[Short problem] Reproduce the whole listing, character for character.

[Provided records]
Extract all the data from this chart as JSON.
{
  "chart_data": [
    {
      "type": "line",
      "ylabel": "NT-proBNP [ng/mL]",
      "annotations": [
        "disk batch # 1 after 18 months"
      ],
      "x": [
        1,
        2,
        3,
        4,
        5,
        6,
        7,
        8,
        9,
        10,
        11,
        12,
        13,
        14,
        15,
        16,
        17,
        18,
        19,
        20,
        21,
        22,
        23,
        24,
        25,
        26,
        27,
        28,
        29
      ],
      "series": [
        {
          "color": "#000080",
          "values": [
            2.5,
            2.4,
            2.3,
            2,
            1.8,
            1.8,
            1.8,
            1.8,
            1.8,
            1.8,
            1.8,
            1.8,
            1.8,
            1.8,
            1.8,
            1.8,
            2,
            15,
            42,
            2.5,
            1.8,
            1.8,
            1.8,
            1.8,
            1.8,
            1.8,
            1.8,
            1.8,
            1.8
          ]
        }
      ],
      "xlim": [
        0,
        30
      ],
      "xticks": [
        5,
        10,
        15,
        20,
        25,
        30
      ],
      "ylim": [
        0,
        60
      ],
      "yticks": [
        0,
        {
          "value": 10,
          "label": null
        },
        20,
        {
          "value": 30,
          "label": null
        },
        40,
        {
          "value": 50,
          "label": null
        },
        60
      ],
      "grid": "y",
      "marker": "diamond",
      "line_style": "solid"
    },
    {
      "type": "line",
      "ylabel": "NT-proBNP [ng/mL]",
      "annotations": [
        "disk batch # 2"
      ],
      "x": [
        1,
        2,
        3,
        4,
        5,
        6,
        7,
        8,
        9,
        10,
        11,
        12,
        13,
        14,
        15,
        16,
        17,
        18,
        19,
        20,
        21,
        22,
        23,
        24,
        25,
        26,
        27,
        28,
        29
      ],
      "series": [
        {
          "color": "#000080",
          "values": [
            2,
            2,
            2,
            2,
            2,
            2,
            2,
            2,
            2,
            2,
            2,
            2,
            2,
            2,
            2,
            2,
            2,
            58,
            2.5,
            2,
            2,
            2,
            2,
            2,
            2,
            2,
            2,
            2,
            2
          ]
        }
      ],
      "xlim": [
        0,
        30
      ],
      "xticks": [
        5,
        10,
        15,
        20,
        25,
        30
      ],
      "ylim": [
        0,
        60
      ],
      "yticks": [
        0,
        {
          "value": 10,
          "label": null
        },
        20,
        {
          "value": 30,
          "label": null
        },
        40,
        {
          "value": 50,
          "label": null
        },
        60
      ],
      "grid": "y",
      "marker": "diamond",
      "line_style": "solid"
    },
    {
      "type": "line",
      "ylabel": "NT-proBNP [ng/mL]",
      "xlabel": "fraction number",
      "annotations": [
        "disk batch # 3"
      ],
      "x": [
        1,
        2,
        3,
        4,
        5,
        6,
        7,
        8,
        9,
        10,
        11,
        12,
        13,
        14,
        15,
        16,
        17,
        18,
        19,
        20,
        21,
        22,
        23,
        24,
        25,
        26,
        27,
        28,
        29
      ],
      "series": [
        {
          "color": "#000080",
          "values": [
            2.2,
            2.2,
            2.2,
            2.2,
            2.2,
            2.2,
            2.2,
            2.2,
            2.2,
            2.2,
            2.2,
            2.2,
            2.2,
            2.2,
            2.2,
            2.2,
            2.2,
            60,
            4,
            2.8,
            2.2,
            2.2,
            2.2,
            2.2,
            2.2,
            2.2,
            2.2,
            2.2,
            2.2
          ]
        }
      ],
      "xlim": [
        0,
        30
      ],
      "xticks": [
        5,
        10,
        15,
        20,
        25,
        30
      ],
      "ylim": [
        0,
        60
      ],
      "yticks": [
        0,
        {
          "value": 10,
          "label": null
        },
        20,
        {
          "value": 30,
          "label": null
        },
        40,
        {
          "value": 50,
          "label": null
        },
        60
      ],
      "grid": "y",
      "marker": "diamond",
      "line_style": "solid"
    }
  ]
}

[Solution to this exercise]
Extract all the data from this chart as JSON.
{
  "chart_data": [
    {
      "type": "line",
      "ylabel": "NT-proBNP [ng/mL]",
      "annotations": [
        "disk batch # 1 after 18 months"
      ],
      "x": [
        1,
        2,
        3,
        4,
        5,
        6,
        7,
        8,
        9,
        10,
        11,
        12,
        13,
        14,
        15,
        16,
        17,
        18,
        19,
        20,
        21,
        22,
        23,
        24,
        25,
        26,
        27,
        28,
        29
      ],
      "series": [
        {
          "color": "#000080",
          "values": [
            2.5,
            2.4,
            2.3,
            2,
            1.8,
            1.8,
            1.8,
            1.8,
            1.8,
            1.8,
            1.8,
            1.8,
            1.8,
            1.8,
            1.8,
            1.8,
            2,
            15,
            42,
            2.5,
            1.8,
            1.8,
            1.8,
            1.8,
            1.8,
            1.8,
            1.8,
            1.8,
            1.8
          ]
        }
      ],
      "xlim": [
        0,
        30
      ],
      "xticks": [
        5,
        10,
        15,
        20,
        25,
        30
      ],
      "ylim": [
        0,
        60
      ],
      "yticks": [
        0,
        {
          "value": 10,
          "label": null
        },
        20,
        {
          "value": 30,
          "label": null
        },
        40,
        {
          "value": 50,
          "label": null
        },
        60
      ],
      "grid": "y",
      "marker": "diamond",
      "line_style": "solid"
    },
    {
      "type": "line",
      "ylabel": "NT-proBNP [ng/mL]",
      "annotations": [
        "disk batch # 2"
      ],
      "x": [
        1,
        2,
        3,
        4,
        5,
        6,
        7,
        8,
        9,
        10,
        11,
        12,
        13,
        14,
        15,
        16,
        17,
        18,
        19,
        20,
        21,
        22,
        23,
        24,
        25,
        26,
        27,
        28,
        29
      ],
      "series": [
        {
          "color": "#000080",
          "values": [
            2,
            2,
            2,
            2,
            2,
            2,
            2,
            2,
            2,
            2,
            2,
            2,
            2,
            2,
            2,
            2,
            2,
            58,
            2.5,
            2,
            2,
            2,
            2,
            2,
            2,
            2,
            2,
            2,
            2
          ]
        }
      ],
      "xlim": [
        0,
        30
      ],
      "xticks": [
        5,
        10,
        15,
        20,
        25,
        30
      ],
      "ylim": [
        0,
        60
      ],
      "yticks": [
        0,
        {
          "value": 10,
          "label": null
        },
        20,
        {
          "value": 30,
          "label": null
        },
        40,
        {
          "value": 50,
          "label": null
        },
        60
      ],
      "grid": "y",
      "marker": "diamond",
      "line_style": "solid"
    },
    {
      "type": "line",
      "ylabel": "NT-proBNP [ng/mL]",
      "xlabel": "fraction number",
      "annotations": [
        "disk batch # 3"
      ],
      "x": [
        1,
        2,
        3,
        4,
        5,
        6,
        7,
        8,
        9,
        10,
        11,
        12,
        13,
        14,
        15,
        16,
        17,
        18,
        19,
        20,
        21,
        22,
        23,
        24,
        25,
        26,
        27,
        28,
        29
      ],
      "series": [
        {
          "color": "#000080",
          "values": [
            2.2,
            2.2,
            2.2,
            2.2,
            2.2,
            2.2,
            2.2,
            2.2,
            2.2,
            2.2,
            2.2,
            2.2,
            2.2,
            2.2,
            2.2,
            2.2,
            2.2,
            60,
            4,
            2.8,
            2.2,
            2.2,
            2.2,
            2.2,
            2.2,
            2.2,
            2.2,
            2.2,
            2.2
          ]
        }
      ],
      "xlim": [
        0,
        30
      ],
      "xticks": [
        5,
        10,
        15,
        20,
        25,
        30
      ],
      "ylim": [
        0,
        60
      ],
      "yticks": [
        0,
        {
          "value": 10,
          "label": null
        },
        20,
        {
          "value": 30,
          "label": null
        },
        40,
        {
          "value": 50,
          "label": null
        },
        60
      ],
      "grid": "y",
      "marker": "diamond",
      "line_style": "solid"
    }
  ]
}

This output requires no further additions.